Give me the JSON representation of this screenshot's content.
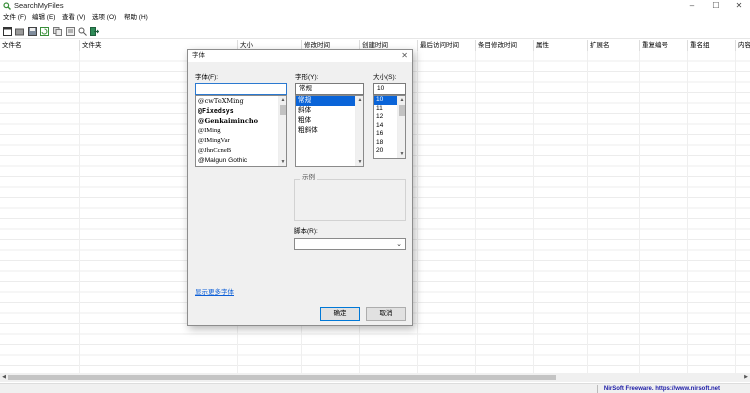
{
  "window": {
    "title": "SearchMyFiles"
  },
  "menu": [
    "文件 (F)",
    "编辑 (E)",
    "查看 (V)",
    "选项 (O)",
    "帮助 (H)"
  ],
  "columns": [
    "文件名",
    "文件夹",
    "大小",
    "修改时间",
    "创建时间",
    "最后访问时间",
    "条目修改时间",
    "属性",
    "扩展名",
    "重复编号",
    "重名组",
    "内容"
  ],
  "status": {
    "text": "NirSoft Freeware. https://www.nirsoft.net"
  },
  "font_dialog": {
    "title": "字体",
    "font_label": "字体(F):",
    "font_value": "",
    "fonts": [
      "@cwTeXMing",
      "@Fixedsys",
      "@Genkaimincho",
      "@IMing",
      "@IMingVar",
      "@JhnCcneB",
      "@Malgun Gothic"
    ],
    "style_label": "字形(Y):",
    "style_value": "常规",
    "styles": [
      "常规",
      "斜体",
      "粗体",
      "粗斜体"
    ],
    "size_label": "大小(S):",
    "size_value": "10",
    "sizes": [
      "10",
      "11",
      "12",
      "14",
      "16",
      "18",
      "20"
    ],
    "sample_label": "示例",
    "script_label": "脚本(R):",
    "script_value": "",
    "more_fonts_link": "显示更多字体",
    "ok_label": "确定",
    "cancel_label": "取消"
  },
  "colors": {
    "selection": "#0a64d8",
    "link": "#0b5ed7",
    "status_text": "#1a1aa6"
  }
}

* * *

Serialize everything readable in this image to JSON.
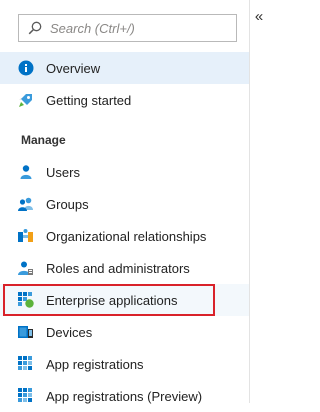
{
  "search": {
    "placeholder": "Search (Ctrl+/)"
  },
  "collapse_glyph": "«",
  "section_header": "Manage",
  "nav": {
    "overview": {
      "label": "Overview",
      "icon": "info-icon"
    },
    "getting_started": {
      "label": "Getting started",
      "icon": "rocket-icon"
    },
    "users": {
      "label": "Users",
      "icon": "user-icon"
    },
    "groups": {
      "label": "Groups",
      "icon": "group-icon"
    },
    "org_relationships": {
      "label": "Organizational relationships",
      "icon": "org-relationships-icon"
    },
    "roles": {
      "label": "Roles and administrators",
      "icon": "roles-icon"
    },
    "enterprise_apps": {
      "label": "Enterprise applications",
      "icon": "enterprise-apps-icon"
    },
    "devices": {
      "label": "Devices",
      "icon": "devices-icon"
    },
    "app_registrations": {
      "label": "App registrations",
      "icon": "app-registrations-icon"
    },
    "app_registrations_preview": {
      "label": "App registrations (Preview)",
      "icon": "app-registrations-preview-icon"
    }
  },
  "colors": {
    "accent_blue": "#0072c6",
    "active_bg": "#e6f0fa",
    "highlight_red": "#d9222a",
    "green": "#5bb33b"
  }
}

--

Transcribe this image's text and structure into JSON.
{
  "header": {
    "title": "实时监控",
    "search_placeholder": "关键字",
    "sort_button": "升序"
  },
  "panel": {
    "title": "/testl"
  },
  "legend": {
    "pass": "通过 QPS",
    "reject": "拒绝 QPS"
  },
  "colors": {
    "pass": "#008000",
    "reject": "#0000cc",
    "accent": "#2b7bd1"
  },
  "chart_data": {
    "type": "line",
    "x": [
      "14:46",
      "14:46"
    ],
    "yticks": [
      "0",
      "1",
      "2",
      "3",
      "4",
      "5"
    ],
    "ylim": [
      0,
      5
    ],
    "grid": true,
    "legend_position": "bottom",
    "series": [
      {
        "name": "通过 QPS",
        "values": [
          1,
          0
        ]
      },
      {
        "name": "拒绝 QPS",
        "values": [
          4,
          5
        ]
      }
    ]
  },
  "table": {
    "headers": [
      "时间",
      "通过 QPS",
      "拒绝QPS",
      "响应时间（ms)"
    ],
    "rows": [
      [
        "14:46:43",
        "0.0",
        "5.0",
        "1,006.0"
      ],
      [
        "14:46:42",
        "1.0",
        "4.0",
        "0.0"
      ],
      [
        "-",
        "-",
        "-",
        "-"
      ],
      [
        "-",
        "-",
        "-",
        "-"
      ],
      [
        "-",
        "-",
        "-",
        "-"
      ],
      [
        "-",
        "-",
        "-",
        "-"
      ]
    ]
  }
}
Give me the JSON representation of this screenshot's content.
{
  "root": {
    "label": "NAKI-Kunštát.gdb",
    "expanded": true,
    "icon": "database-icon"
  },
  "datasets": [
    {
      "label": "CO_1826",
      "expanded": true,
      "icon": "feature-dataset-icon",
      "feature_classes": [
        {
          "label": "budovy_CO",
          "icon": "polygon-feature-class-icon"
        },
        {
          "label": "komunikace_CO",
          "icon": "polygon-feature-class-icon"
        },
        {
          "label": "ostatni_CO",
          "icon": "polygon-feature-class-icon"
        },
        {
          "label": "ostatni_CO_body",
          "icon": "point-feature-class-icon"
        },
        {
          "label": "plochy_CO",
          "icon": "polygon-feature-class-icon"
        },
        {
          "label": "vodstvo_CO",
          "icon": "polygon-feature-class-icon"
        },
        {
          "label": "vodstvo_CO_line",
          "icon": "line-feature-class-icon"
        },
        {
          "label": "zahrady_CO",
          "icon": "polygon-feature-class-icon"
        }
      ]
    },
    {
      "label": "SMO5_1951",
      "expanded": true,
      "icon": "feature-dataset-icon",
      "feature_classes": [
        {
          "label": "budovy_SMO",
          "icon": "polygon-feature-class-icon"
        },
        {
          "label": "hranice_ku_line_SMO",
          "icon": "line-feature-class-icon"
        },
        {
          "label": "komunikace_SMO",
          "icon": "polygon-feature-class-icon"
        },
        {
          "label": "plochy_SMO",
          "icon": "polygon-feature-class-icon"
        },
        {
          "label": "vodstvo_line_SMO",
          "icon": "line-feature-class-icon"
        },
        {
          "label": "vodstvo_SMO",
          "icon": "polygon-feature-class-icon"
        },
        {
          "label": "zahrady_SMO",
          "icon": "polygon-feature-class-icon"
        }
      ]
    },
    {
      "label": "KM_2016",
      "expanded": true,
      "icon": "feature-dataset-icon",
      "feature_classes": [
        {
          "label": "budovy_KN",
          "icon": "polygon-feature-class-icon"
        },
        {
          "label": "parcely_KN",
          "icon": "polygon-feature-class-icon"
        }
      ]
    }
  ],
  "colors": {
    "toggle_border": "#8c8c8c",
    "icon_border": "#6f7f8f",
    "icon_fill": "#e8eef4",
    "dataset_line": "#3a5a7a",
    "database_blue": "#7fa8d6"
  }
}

- [STATED GOAL]:
Going through the records above, state how many lines carry "JSON", with no other text.

- [OUTPUT BELOW]:
4